Repeat every line exactly, keeping the pictures out of the copy.

[start]

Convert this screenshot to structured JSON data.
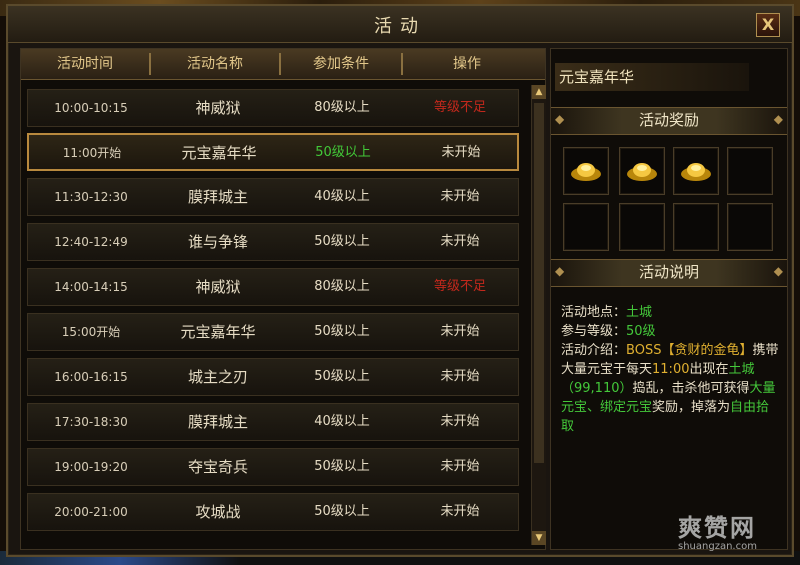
{
  "window": {
    "title": "活动",
    "close_label": "X"
  },
  "table": {
    "headers": [
      "活动时间",
      "活动名称",
      "参加条件",
      "操作"
    ],
    "rows": [
      {
        "time": "10:00-10:15",
        "name": "神威狱",
        "cond": "80级以上",
        "op": "等级不足"
      },
      {
        "time": "11:00开始",
        "name": "元宝嘉年华",
        "cond": "50级以上",
        "op": "未开始"
      },
      {
        "time": "11:30-12:30",
        "name": "膜拜城主",
        "cond": "40级以上",
        "op": "未开始"
      },
      {
        "time": "12:40-12:49",
        "name": "谁与争锋",
        "cond": "50级以上",
        "op": "未开始"
      },
      {
        "time": "14:00-14:15",
        "name": "神威狱",
        "cond": "80级以上",
        "op": "等级不足"
      },
      {
        "time": "15:00开始",
        "name": "元宝嘉年华",
        "cond": "50级以上",
        "op": "未开始"
      },
      {
        "time": "16:00-16:15",
        "name": "城主之刃",
        "cond": "50级以上",
        "op": "未开始"
      },
      {
        "time": "17:30-18:30",
        "name": "膜拜城主",
        "cond": "40级以上",
        "op": "未开始"
      },
      {
        "time": "19:00-19:20",
        "name": "夺宝奇兵",
        "cond": "50级以上",
        "op": "未开始"
      },
      {
        "time": "20:00-21:00",
        "name": "攻城战",
        "cond": "50级以上",
        "op": "未开始"
      }
    ]
  },
  "details": {
    "activity_name": "元宝嘉年华",
    "rewards_header": "活动奖励",
    "description_header": "活动说明",
    "location_label": "活动地点：",
    "location_value": "土城",
    "level_label": "参与等级：",
    "level_value": "50级",
    "intro_label": "活动介绍：",
    "intro_boss": "BOSS【贪财的金龟】",
    "intro_text1": "携带大量元宝于每天",
    "intro_time": "11:00",
    "intro_text2": "出现在",
    "intro_place": "土城（99,110）",
    "intro_text3": "捣乱，击杀他可获得",
    "intro_reward": "大量元宝、绑定元宝",
    "intro_text4": "奖励，掉落为",
    "intro_pickup": "自由拾取"
  },
  "watermark": {
    "logo": "爽赞网",
    "url": "shuangzan.com"
  }
}
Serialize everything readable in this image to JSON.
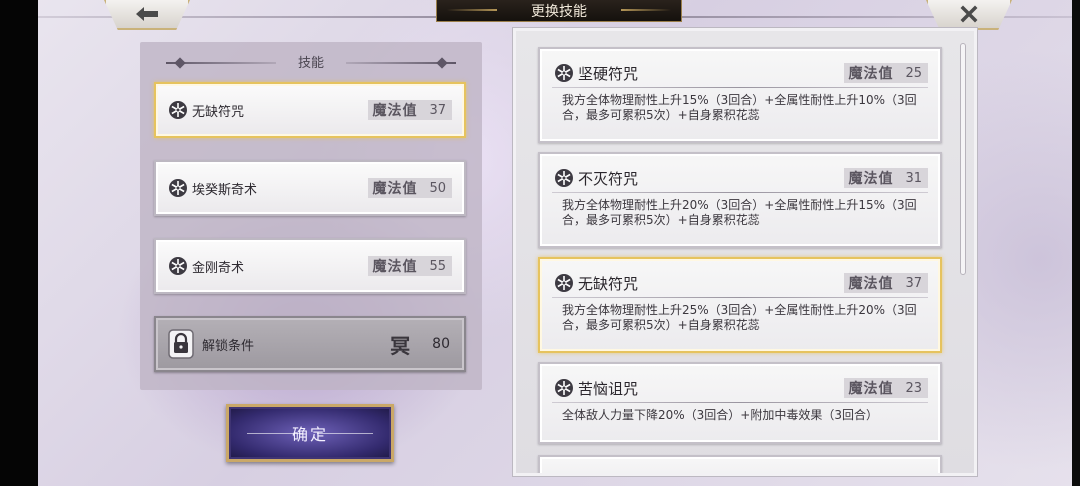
{
  "header": {
    "title": "更换技能",
    "back_icon": "back-arrow-icon",
    "close_icon": "close-icon"
  },
  "left_panel": {
    "header": "技能",
    "slots": [
      {
        "name": "无缺符咒",
        "mana_label": "魔法值",
        "mana": "37",
        "selected": true
      },
      {
        "name": "埃癸斯奇术",
        "mana_label": "魔法值",
        "mana": "50",
        "selected": false
      },
      {
        "name": "金刚奇术",
        "mana_label": "魔法值",
        "mana": "55",
        "selected": false
      }
    ],
    "locked_slot": {
      "name": "解锁条件",
      "glyph": "冥",
      "value": "80"
    },
    "confirm_label": "确定"
  },
  "skill_list": {
    "cards": [
      {
        "name": "坚硬符咒",
        "mana_label": "魔法值",
        "mana": "25",
        "desc": "我方全体物理耐性上升15%（3回合）+全属性耐性上升10%（3回合，最多可累积5次）+自身累积花蕊",
        "selected": false
      },
      {
        "name": "不灭符咒",
        "mana_label": "魔法值",
        "mana": "31",
        "desc": "我方全体物理耐性上升20%（3回合）+全属性耐性上升15%（3回合，最多可累积5次）+自身累积花蕊",
        "selected": false
      },
      {
        "name": "无缺符咒",
        "mana_label": "魔法值",
        "mana": "37",
        "desc": "我方全体物理耐性上升25%（3回合）+全属性耐性上升20%（3回合，最多可累积5次）+自身累积花蕊",
        "selected": true
      },
      {
        "name": "苦恼诅咒",
        "mana_label": "魔法值",
        "mana": "23",
        "desc": "全体敌人力量下降20%（3回合）+附加中毒效果（3回合）",
        "selected": false
      }
    ]
  },
  "colors": {
    "selected_border": "#e6c35e",
    "confirm_button": "#332a6e",
    "title_plate": "#1f1913"
  }
}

[end]

Response for this exercise:
Convert this screenshot to structured JSON data.
{
  "window": {
    "title": "活动",
    "close_label": "X"
  },
  "table": {
    "headers": [
      "活动时间",
      "活动名称",
      "参加条件",
      "操作"
    ],
    "rows": [
      {
        "time": "10:00-10:15",
        "name": "神威狱",
        "cond": "80级以上",
        "op": "等级不足"
      },
      {
        "time": "11:00开始",
        "name": "元宝嘉年华",
        "cond": "50级以上",
        "op": "未开始"
      },
      {
        "time": "11:30-12:30",
        "name": "膜拜城主",
        "cond": "40级以上",
        "op": "未开始"
      },
      {
        "time": "12:40-12:49",
        "name": "谁与争锋",
        "cond": "50级以上",
        "op": "未开始"
      },
      {
        "time": "14:00-14:15",
        "name": "神威狱",
        "cond": "80级以上",
        "op": "等级不足"
      },
      {
        "time": "15:00开始",
        "name": "元宝嘉年华",
        "cond": "50级以上",
        "op": "未开始"
      },
      {
        "time": "16:00-16:15",
        "name": "城主之刃",
        "cond": "50级以上",
        "op": "未开始"
      },
      {
        "time": "17:30-18:30",
        "name": "膜拜城主",
        "cond": "40级以上",
        "op": "未开始"
      },
      {
        "time": "19:00-19:20",
        "name": "夺宝奇兵",
        "cond": "50级以上",
        "op": "未开始"
      },
      {
        "time": "20:00-21:00",
        "name": "攻城战",
        "cond": "50级以上",
        "op": "未开始"
      }
    ]
  },
  "details": {
    "activity_name": "元宝嘉年华",
    "rewards_header": "活动奖励",
    "description_header": "活动说明",
    "location_label": "活动地点：",
    "location_value": "土城",
    "level_label": "参与等级：",
    "level_value": "50级",
    "intro_label": "活动介绍：",
    "intro_boss": "BOSS【贪财的金龟】",
    "intro_text1": "携带大量元宝于每天",
    "intro_time": "11:00",
    "intro_text2": "出现在",
    "intro_place": "土城（99,110）",
    "intro_text3": "捣乱，击杀他可获得",
    "intro_reward": "大量元宝、绑定元宝",
    "intro_text4": "奖励，掉落为",
    "intro_pickup": "自由拾取"
  },
  "watermark": {
    "logo": "爽赞网",
    "url": "shuangzan.com"
  }
}
Serialize everything readable in this image to JSON.
{
  "header": {
    "title": "更换技能",
    "back_icon": "back-arrow-icon",
    "close_icon": "close-icon"
  },
  "left_panel": {
    "header": "技能",
    "slots": [
      {
        "name": "无缺符咒",
        "mana_label": "魔法值",
        "mana": "37",
        "selected": true
      },
      {
        "name": "埃癸斯奇术",
        "mana_label": "魔法值",
        "mana": "50",
        "selected": false
      },
      {
        "name": "金刚奇术",
        "mana_label": "魔法值",
        "mana": "55",
        "selected": false
      }
    ],
    "locked_slot": {
      "name": "解锁条件",
      "glyph": "冥",
      "value": "80"
    },
    "confirm_label": "确定"
  },
  "skill_list": {
    "cards": [
      {
        "name": "坚硬符咒",
        "mana_label": "魔法值",
        "mana": "25",
        "desc": "我方全体物理耐性上升15%（3回合）+全属性耐性上升10%（3回合，最多可累积5次）+自身累积花蕊",
        "selected": false
      },
      {
        "name": "不灭符咒",
        "mana_label": "魔法值",
        "mana": "31",
        "desc": "我方全体物理耐性上升20%（3回合）+全属性耐性上升15%（3回合，最多可累积5次）+自身累积花蕊",
        "selected": false
      },
      {
        "name": "无缺符咒",
        "mana_label": "魔法值",
        "mana": "37",
        "desc": "我方全体物理耐性上升25%（3回合）+全属性耐性上升20%（3回合，最多可累积5次）+自身累积花蕊",
        "selected": true
      },
      {
        "name": "苦恼诅咒",
        "mana_label": "魔法值",
        "mana": "23",
        "desc": "全体敌人力量下降20%（3回合）+附加中毒效果（3回合）",
        "selected": false
      }
    ]
  },
  "colors": {
    "selected_border": "#e6c35e",
    "confirm_button": "#332a6e",
    "title_plate": "#1f1913"
  }
}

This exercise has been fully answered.